What is required:
Every entry must be given again exactly.

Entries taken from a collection
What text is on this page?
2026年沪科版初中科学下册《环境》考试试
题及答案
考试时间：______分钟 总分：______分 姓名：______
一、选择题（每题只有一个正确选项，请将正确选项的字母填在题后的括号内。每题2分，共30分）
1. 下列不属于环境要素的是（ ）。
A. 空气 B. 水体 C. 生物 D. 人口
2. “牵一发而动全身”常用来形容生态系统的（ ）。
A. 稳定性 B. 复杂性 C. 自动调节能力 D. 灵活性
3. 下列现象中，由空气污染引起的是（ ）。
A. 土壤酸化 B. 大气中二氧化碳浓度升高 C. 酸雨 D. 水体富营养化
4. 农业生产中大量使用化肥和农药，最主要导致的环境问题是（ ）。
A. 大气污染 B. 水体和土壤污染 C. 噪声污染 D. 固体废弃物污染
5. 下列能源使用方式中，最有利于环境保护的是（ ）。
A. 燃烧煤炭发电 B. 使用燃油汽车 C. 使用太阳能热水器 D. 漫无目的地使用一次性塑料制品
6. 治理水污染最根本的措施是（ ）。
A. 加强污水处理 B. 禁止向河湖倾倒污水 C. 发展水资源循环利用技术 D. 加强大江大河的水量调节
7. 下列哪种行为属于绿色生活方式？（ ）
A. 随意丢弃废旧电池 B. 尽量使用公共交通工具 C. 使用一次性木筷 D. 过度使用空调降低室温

Exercise solution:
What text is on this page?
2026年沪科版初中科学下册《环境》考试试
题及答案
考试时间：______分钟 总分：______分 姓名：______
一、选择题（每题只有一个正确选项，请将正确选项的字母填在题后的括号内。每题2分，共30分）
1. 下列不属于环境要素的是（ ）。
A. 空气 B. 水体 C. 生物 D. 人口
2. “牵一发而动全身”常用来形容生态系统的（ ）。
A. 稳定性 B. 复杂性 C. 自动调节能力 D. 灵活性
3. 下列现象中，由空气污染引起的是（ ）。
A. 土壤酸化 B. 大气中二氧化碳浓度升高 C. 酸雨 D. 水体富营养化
4. 农业生产中大量使用化肥和农药，最主要导致的环境问题是（ ）。
A. 大气污染 B. 水体和土壤污染 C. 噪声污染 D. 固体废弃物污染
5. 下列能源使用方式中，最有利于环境保护的是（ ）。
A. 燃烧煤炭发电 B. 使用燃油汽车 C. 使用太阳能热水器 D. 漫无目的地使用一次性塑料制品
6. 治理水污染最根本的措施是（ ）。
A. 加强污水处理 B. 禁止向河湖倾倒污水 C. 发展水资源循环利用技术 D. 加强大江大河的水量调节
7. 下列哪种行为属于绿色生活方式？（ ）
A. 随意丢弃废旧电池 B. 尽量使用公共交通工具 C. 使用一次性木筷 D. 过度使用空调降低室温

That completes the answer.